## THE TASK:
Without the pictures, set down every line of the data exactly.

____

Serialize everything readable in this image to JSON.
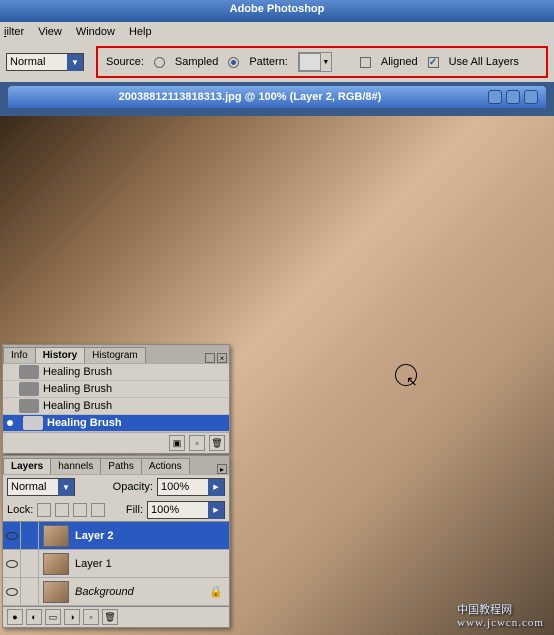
{
  "app_title": "Adobe Photoshop",
  "menubar": {
    "filter": "ilter",
    "view": "View",
    "window": "Window",
    "help": "Help"
  },
  "options": {
    "mode_label": "Normal",
    "source_label": "Source:",
    "sampled_label": "Sampled",
    "pattern_label": "Pattern:",
    "aligned_label": "Aligned",
    "use_all_layers_label": "Use All Layers"
  },
  "document_title": "20038812113818313.jpg @ 100% (Layer 2, RGB/8#)",
  "history_panel": {
    "tabs": {
      "info": "Info",
      "history": "History",
      "histogram": "Histogram"
    },
    "items": [
      "Healing Brush",
      "Healing Brush",
      "Healing Brush",
      "Healing Brush"
    ]
  },
  "layers_panel": {
    "tabs": {
      "layers": "Layers",
      "channels": "hannels",
      "paths": "Paths",
      "actions": "Actions"
    },
    "blend_mode": "Normal",
    "opacity_label": "Opacity:",
    "opacity_value": "100%",
    "lock_label": "Lock:",
    "fill_label": "Fill:",
    "fill_value": "100%",
    "layers": [
      {
        "name": "Layer 2",
        "italic": false
      },
      {
        "name": "Layer 1",
        "italic": false
      },
      {
        "name": "Background",
        "italic": true
      }
    ]
  },
  "watermark": {
    "text": "中国教程网",
    "url": "www.jcwcn.com"
  }
}
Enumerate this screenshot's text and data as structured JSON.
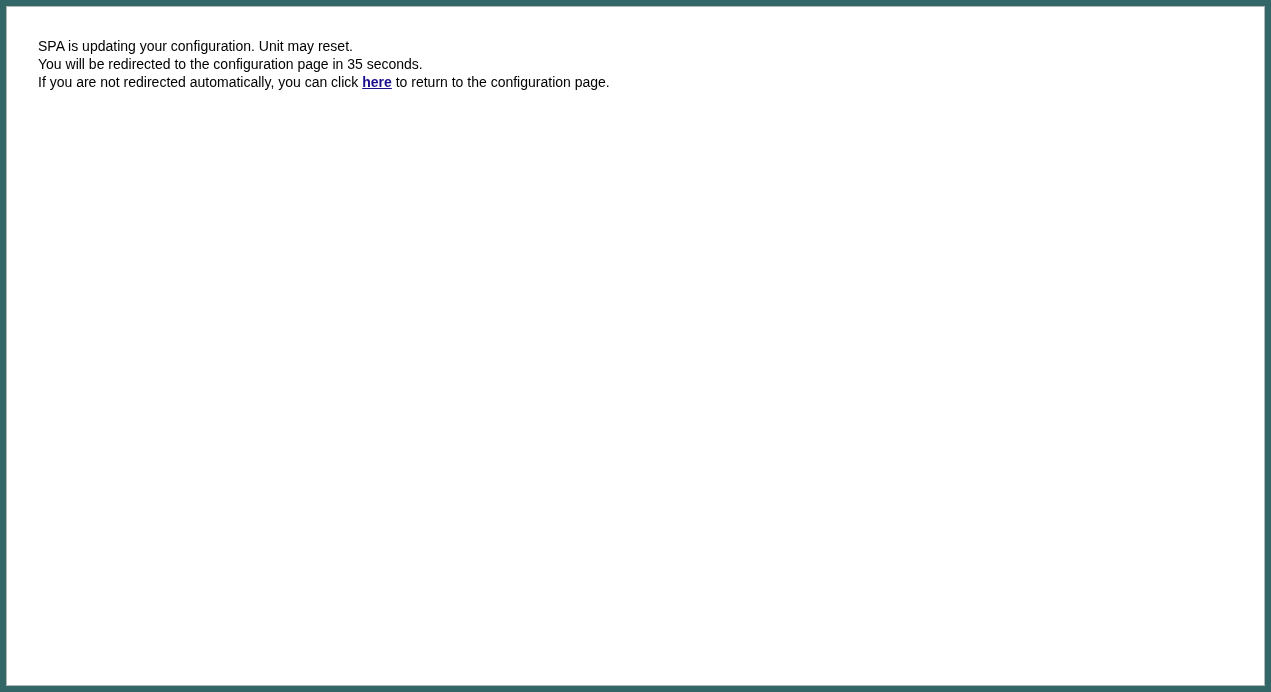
{
  "messages": [
    {
      "text": "SPA is updating your configuration. Unit may reset."
    },
    {
      "text": "You will be redirected to the configuration page in 35 seconds."
    }
  ],
  "fallback": {
    "before": "If you are not redirected automatically, you can click",
    "link": "here",
    "after": "to return to the configuration page."
  }
}
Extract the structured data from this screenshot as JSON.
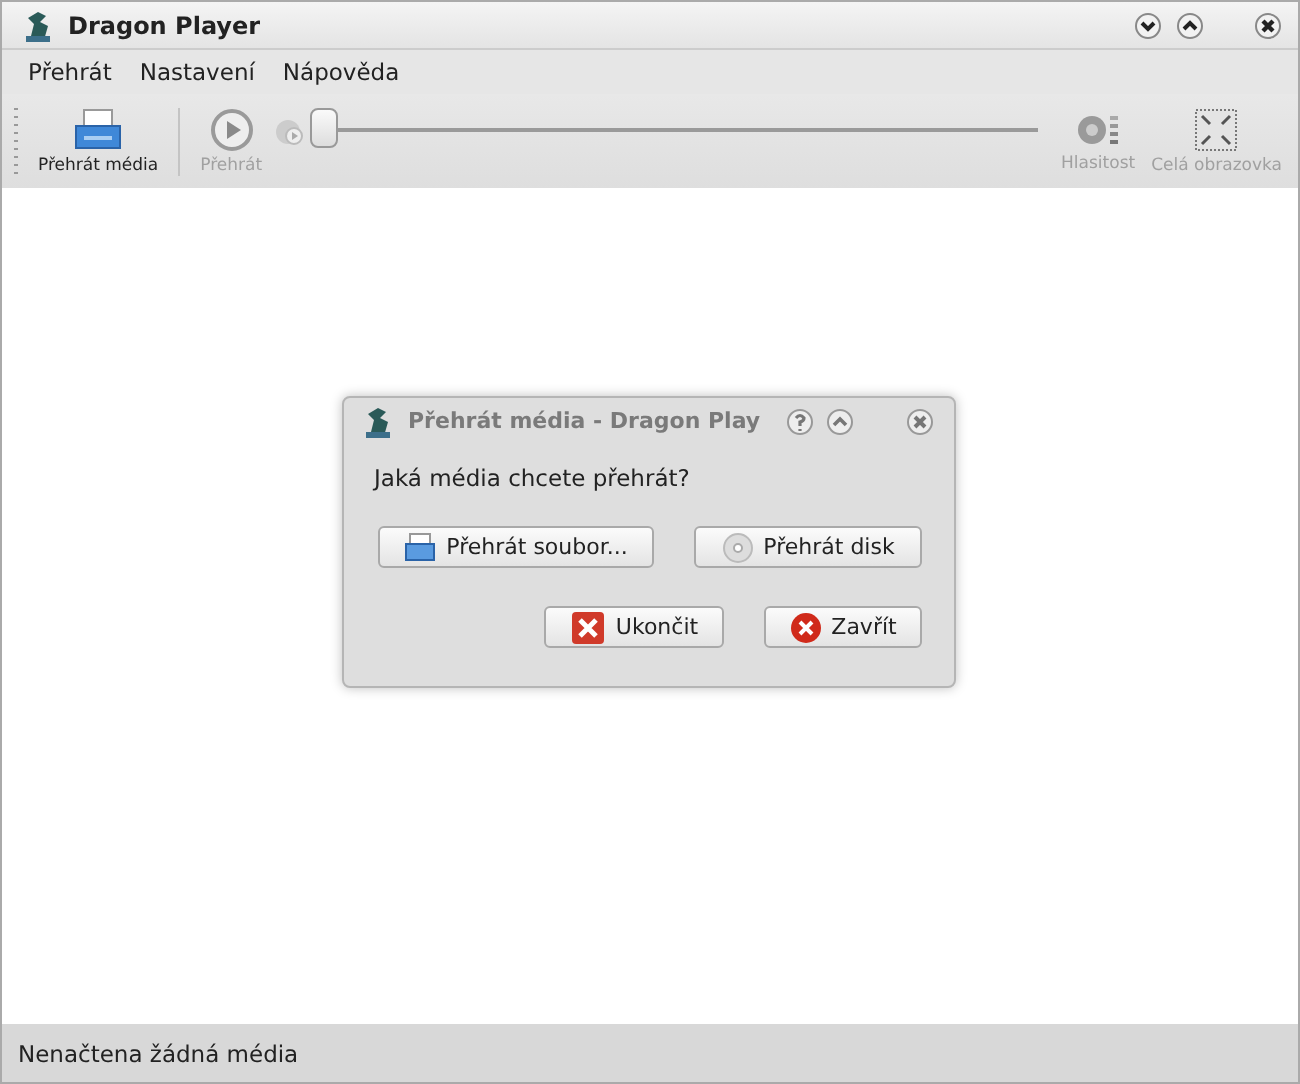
{
  "window": {
    "title": "Dragon Player"
  },
  "menu": [
    {
      "label": "Přehrát"
    },
    {
      "label": "Nastavení"
    },
    {
      "label": "Nápověda"
    }
  ],
  "toolbar": [
    {
      "kind": "button",
      "label": "Přehrát média",
      "disabled": false
    },
    {
      "kind": "button",
      "label": "Přehrát",
      "disabled": true
    },
    {
      "kind": "slider",
      "level": 0
    },
    {
      "kind": "button",
      "label": "Hlasitost",
      "disabled": true
    },
    {
      "kind": "button",
      "label": "Celá obrazovka",
      "disabled": true
    }
  ],
  "dialog": {
    "title": "Přehrát média - Dragon Play",
    "question": "Jaká média chcete přehrát?",
    "choices": [
      {
        "label": "Přehrát soubor..."
      },
      {
        "label": "Přehrát disk"
      }
    ],
    "buttons": [
      {
        "label": "Ukončit"
      },
      {
        "label": "Zavřít"
      }
    ]
  },
  "status_bar": "Nenačtena žádná média"
}
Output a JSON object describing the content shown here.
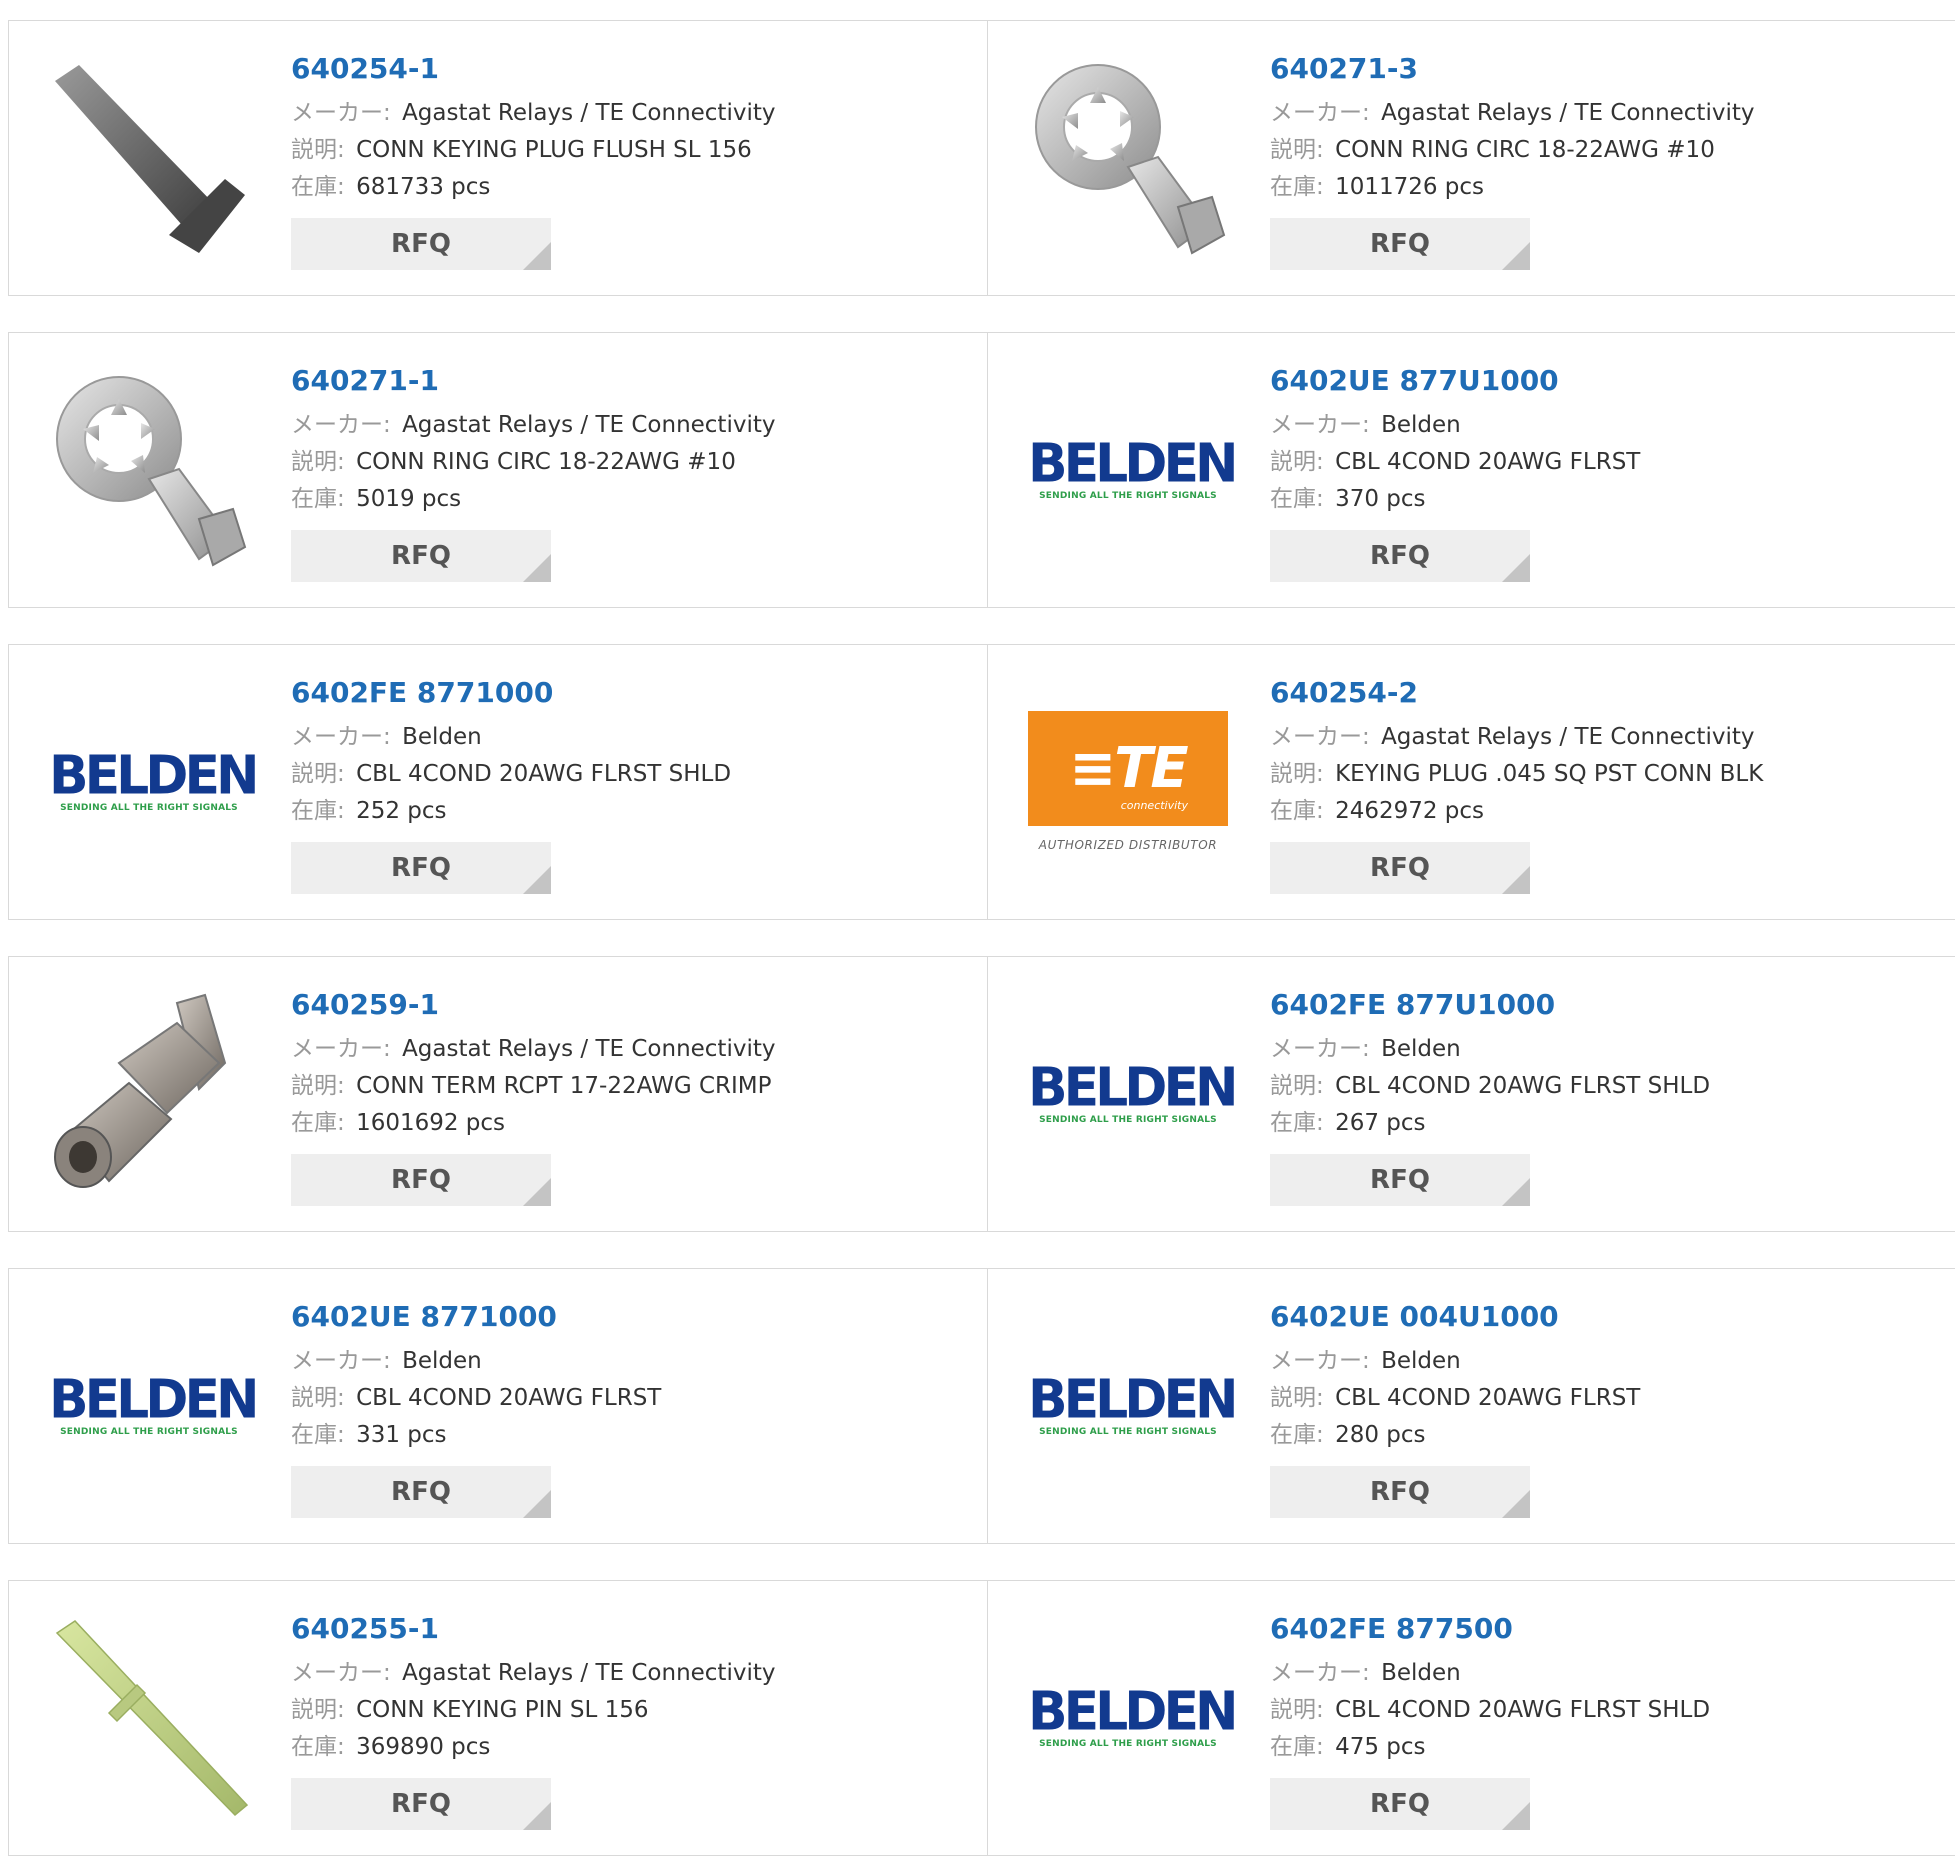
{
  "labels": {
    "maker": "メーカー:",
    "description": "説明:",
    "stock": "在庫:",
    "rfq": "RFQ"
  },
  "brand_logos": {
    "belden_word": "BELDEN",
    "belden_tagline": "SENDING ALL THE RIGHT SIGNALS",
    "te_word": "TE",
    "te_sub": "connectivity",
    "te_authorized": "AUTHORIZED DISTRIBUTOR"
  },
  "colors": {
    "part_link": "#1f6cb5",
    "belden_blue": "#123a8f",
    "belden_green": "#2e9e4a",
    "te_orange": "#f28c1c"
  },
  "products": [
    {
      "part": "640254-1",
      "maker": "Agastat Relays / TE Connectivity",
      "description": "CONN KEYING PLUG FLUSH SL 156",
      "stock": "681733 pcs",
      "image": "keying-plug"
    },
    {
      "part": "640271-3",
      "maker": "Agastat Relays / TE Connectivity",
      "description": "CONN RING CIRC 18-22AWG #10",
      "stock": "1011726 pcs",
      "image": "ring-terminal"
    },
    {
      "part": "640271-1",
      "maker": "Agastat Relays / TE Connectivity",
      "description": "CONN RING CIRC 18-22AWG #10",
      "stock": "5019 pcs",
      "image": "ring-terminal"
    },
    {
      "part": "6402UE 877U1000",
      "maker": "Belden",
      "description": "CBL 4COND 20AWG FLRST",
      "stock": "370 pcs",
      "image": "belden-logo"
    },
    {
      "part": "6402FE 8771000",
      "maker": "Belden",
      "description": "CBL 4COND 20AWG FLRST SHLD",
      "stock": "252 pcs",
      "image": "belden-logo"
    },
    {
      "part": "640254-2",
      "maker": "Agastat Relays / TE Connectivity",
      "description": "KEYING PLUG .045 SQ PST CONN BLK",
      "stock": "2462972 pcs",
      "image": "te-logo"
    },
    {
      "part": "640259-1",
      "maker": "Agastat Relays / TE Connectivity",
      "description": "CONN TERM RCPT 17-22AWG CRIMP",
      "stock": "1601692 pcs",
      "image": "receptacle-terminal"
    },
    {
      "part": "6402FE 877U1000",
      "maker": "Belden",
      "description": "CBL 4COND 20AWG FLRST SHLD",
      "stock": "267 pcs",
      "image": "belden-logo"
    },
    {
      "part": "6402UE 8771000",
      "maker": "Belden",
      "description": "CBL 4COND 20AWG FLRST",
      "stock": "331 pcs",
      "image": "belden-logo"
    },
    {
      "part": "6402UE 004U1000",
      "maker": "Belden",
      "description": "CBL 4COND 20AWG FLRST",
      "stock": "280 pcs",
      "image": "belden-logo"
    },
    {
      "part": "640255-1",
      "maker": "Agastat Relays / TE Connectivity",
      "description": "CONN KEYING PIN SL 156",
      "stock": "369890 pcs",
      "image": "keying-pin"
    },
    {
      "part": "6402FE 877500",
      "maker": "Belden",
      "description": "CBL 4COND 20AWG FLRST SHLD",
      "stock": "475 pcs",
      "image": "belden-logo"
    }
  ]
}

____

## FULL ANSWER:
Serialize everything readable in this image to JSON.
{
  "app_title": "Adobe Photoshop",
  "menubar": {
    "filter": "ilter",
    "view": "View",
    "window": "Window",
    "help": "Help"
  },
  "options": {
    "mode_label": "Normal",
    "source_label": "Source:",
    "sampled_label": "Sampled",
    "pattern_label": "Pattern:",
    "aligned_label": "Aligned",
    "use_all_layers_label": "Use All Layers"
  },
  "document_title": "20038812113818313.jpg @ 100% (Layer 2, RGB/8#)",
  "history_panel": {
    "tabs": {
      "info": "Info",
      "history": "History",
      "histogram": "Histogram"
    },
    "items": [
      "Healing Brush",
      "Healing Brush",
      "Healing Brush",
      "Healing Brush"
    ]
  },
  "layers_panel": {
    "tabs": {
      "layers": "Layers",
      "channels": "hannels",
      "paths": "Paths",
      "actions": "Actions"
    },
    "blend_mode": "Normal",
    "opacity_label": "Opacity:",
    "opacity_value": "100%",
    "lock_label": "Lock:",
    "fill_label": "Fill:",
    "fill_value": "100%",
    "layers": [
      {
        "name": "Layer 2",
        "italic": false
      },
      {
        "name": "Layer 1",
        "italic": false
      },
      {
        "name": "Background",
        "italic": true
      }
    ]
  },
  "watermark": {
    "text": "中国教程网",
    "url": "www.jcwcn.com"
  }
}
Enumerate this screenshot's text and data as structured JSON.
{
  "messages": [
    {
      "text": "SPA is updating your configuration. Unit may reset."
    },
    {
      "text": "You will be redirected to the configuration page in 35 seconds."
    }
  ],
  "fallback": {
    "before": "If you are not redirected automatically, you can click",
    "link": "here",
    "after": "to return to the configuration page."
  }
}
Extract the structured data from this screenshot as JSON.
{
  "window": {
    "title": "Dragon Player"
  },
  "menu": [
    {
      "label": "Přehrát"
    },
    {
      "label": "Nastavení"
    },
    {
      "label": "Nápověda"
    }
  ],
  "toolbar": [
    {
      "kind": "button",
      "label": "Přehrát média",
      "disabled": false
    },
    {
      "kind": "button",
      "label": "Přehrát",
      "disabled": true
    },
    {
      "kind": "slider",
      "level": 0
    },
    {
      "kind": "button",
      "label": "Hlasitost",
      "disabled": true
    },
    {
      "kind": "button",
      "label": "Celá obrazovka",
      "disabled": true
    }
  ],
  "dialog": {
    "title": "Přehrát média - Dragon Play",
    "question": "Jaká média chcete přehrát?",
    "choices": [
      {
        "label": "Přehrát soubor..."
      },
      {
        "label": "Přehrát disk"
      }
    ],
    "buttons": [
      {
        "label": "Ukončit"
      },
      {
        "label": "Zavřít"
      }
    ]
  },
  "status_bar": "Nenačtena žádná média"
}
Output a JSON object describing the content shown here.
{
  "labels": {
    "maker": "メーカー:",
    "description": "説明:",
    "stock": "在庫:",
    "rfq": "RFQ"
  },
  "brand_logos": {
    "belden_word": "BELDEN",
    "belden_tagline": "SENDING ALL THE RIGHT SIGNALS",
    "te_word": "TE",
    "te_sub": "connectivity",
    "te_authorized": "AUTHORIZED DISTRIBUTOR"
  },
  "colors": {
    "part_link": "#1f6cb5",
    "belden_blue": "#123a8f",
    "belden_green": "#2e9e4a",
    "te_orange": "#f28c1c"
  },
  "products": [
    {
      "part": "640254-1",
      "maker": "Agastat Relays / TE Connectivity",
      "description": "CONN KEYING PLUG FLUSH SL 156",
      "stock": "681733 pcs",
      "image": "keying-plug"
    },
    {
      "part": "640271-3",
      "maker": "Agastat Relays / TE Connectivity",
      "description": "CONN RING CIRC 18-22AWG #10",
      "stock": "1011726 pcs",
      "image": "ring-terminal"
    },
    {
      "part": "640271-1",
      "maker": "Agastat Relays / TE Connectivity",
      "description": "CONN RING CIRC 18-22AWG #10",
      "stock": "5019 pcs",
      "image": "ring-terminal"
    },
    {
      "part": "6402UE 877U1000",
      "maker": "Belden",
      "description": "CBL 4COND 20AWG FLRST",
      "stock": "370 pcs",
      "image": "belden-logo"
    },
    {
      "part": "6402FE 8771000",
      "maker": "Belden",
      "description": "CBL 4COND 20AWG FLRST SHLD",
      "stock": "252 pcs",
      "image": "belden-logo"
    },
    {
      "part": "640254-2",
      "maker": "Agastat Relays / TE Connectivity",
      "description": "KEYING PLUG .045 SQ PST CONN BLK",
      "stock": "2462972 pcs",
      "image": "te-logo"
    },
    {
      "part": "640259-1",
      "maker": "Agastat Relays / TE Connectivity",
      "description": "CONN TERM RCPT 17-22AWG CRIMP",
      "stock": "1601692 pcs",
      "image": "receptacle-terminal"
    },
    {
      "part": "6402FE 877U1000",
      "maker": "Belden",
      "description": "CBL 4COND 20AWG FLRST SHLD",
      "stock": "267 pcs",
      "image": "belden-logo"
    },
    {
      "part": "6402UE 8771000",
      "maker": "Belden",
      "description": "CBL 4COND 20AWG FLRST",
      "stock": "331 pcs",
      "image": "belden-logo"
    },
    {
      "part": "6402UE 004U1000",
      "maker": "Belden",
      "description": "CBL 4COND 20AWG FLRST",
      "stock": "280 pcs",
      "image": "belden-logo"
    },
    {
      "part": "640255-1",
      "maker": "Agastat Relays / TE Connectivity",
      "description": "CONN KEYING PIN SL 156",
      "stock": "369890 pcs",
      "image": "keying-pin"
    },
    {
      "part": "6402FE 877500",
      "maker": "Belden",
      "description": "CBL 4COND 20AWG FLRST SHLD",
      "stock": "475 pcs",
      "image": "belden-logo"
    }
  ]
}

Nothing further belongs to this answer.